▶ _WHAT YOU ARE ASKED TO DO_: Set down every record once more, exactly as given.

Dataset entries:
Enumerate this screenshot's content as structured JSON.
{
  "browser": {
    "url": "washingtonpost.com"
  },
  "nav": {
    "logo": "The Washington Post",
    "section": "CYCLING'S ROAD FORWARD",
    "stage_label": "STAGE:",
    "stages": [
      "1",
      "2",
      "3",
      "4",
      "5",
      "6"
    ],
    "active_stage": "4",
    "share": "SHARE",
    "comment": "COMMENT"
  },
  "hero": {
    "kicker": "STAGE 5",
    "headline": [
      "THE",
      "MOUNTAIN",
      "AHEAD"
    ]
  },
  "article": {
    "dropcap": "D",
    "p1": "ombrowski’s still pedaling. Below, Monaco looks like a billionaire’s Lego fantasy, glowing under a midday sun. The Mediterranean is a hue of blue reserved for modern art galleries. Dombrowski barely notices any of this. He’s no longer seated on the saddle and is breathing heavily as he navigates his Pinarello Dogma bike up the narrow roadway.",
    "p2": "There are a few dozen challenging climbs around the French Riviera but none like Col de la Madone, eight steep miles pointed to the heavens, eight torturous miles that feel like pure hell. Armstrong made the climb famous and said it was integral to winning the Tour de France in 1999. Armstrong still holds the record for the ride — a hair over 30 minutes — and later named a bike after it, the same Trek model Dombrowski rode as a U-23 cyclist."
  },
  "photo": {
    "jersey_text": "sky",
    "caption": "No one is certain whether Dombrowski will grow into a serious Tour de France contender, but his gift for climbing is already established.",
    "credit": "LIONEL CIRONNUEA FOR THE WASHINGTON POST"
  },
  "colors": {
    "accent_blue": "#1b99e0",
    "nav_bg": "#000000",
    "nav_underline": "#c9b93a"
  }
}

▶ _OUTPUT_:
Enumerate this screenshot's content as structured JSON.
{
  "browser": {
    "url": "washingtonpost.com"
  },
  "nav": {
    "logo": "The Washington Post",
    "section": "CYCLING'S ROAD FORWARD",
    "stage_label": "STAGE:",
    "stages": [
      "1",
      "2",
      "3",
      "4",
      "5",
      "6"
    ],
    "active_stage": "4",
    "share": "SHARE",
    "comment": "COMMENT"
  },
  "hero": {
    "kicker": "STAGE 5",
    "headline": [
      "THE",
      "MOUNTAIN",
      "AHEAD"
    ]
  },
  "article": {
    "dropcap": "D",
    "p1": "ombrowski’s still pedaling. Below, Monaco looks like a billionaire’s Lego fantasy, glowing under a midday sun. The Mediterranean is a hue of blue reserved for modern art galleries. Dombrowski barely notices any of this. He’s no longer seated on the saddle and is breathing heavily as he navigates his Pinarello Dogma bike up the narrow roadway.",
    "p2": "There are a few dozen challenging climbs around the French Riviera but none like Col de la Madone, eight steep miles pointed to the heavens, eight torturous miles that feel like pure hell. Armstrong made the climb famous and said it was integral to winning the Tour de France in 1999. Armstrong still holds the record for the ride — a hair over 30 minutes — and later named a bike after it, the same Trek model Dombrowski rode as a U-23 cyclist."
  },
  "photo": {
    "jersey_text": "sky",
    "caption": "No one is certain whether Dombrowski will grow into a serious Tour de France contender, but his gift for climbing is already established.",
    "credit": "LIONEL CIRONNUEA FOR THE WASHINGTON POST"
  },
  "colors": {
    "accent_blue": "#1b99e0",
    "nav_bg": "#000000",
    "nav_underline": "#c9b93a"
  }
}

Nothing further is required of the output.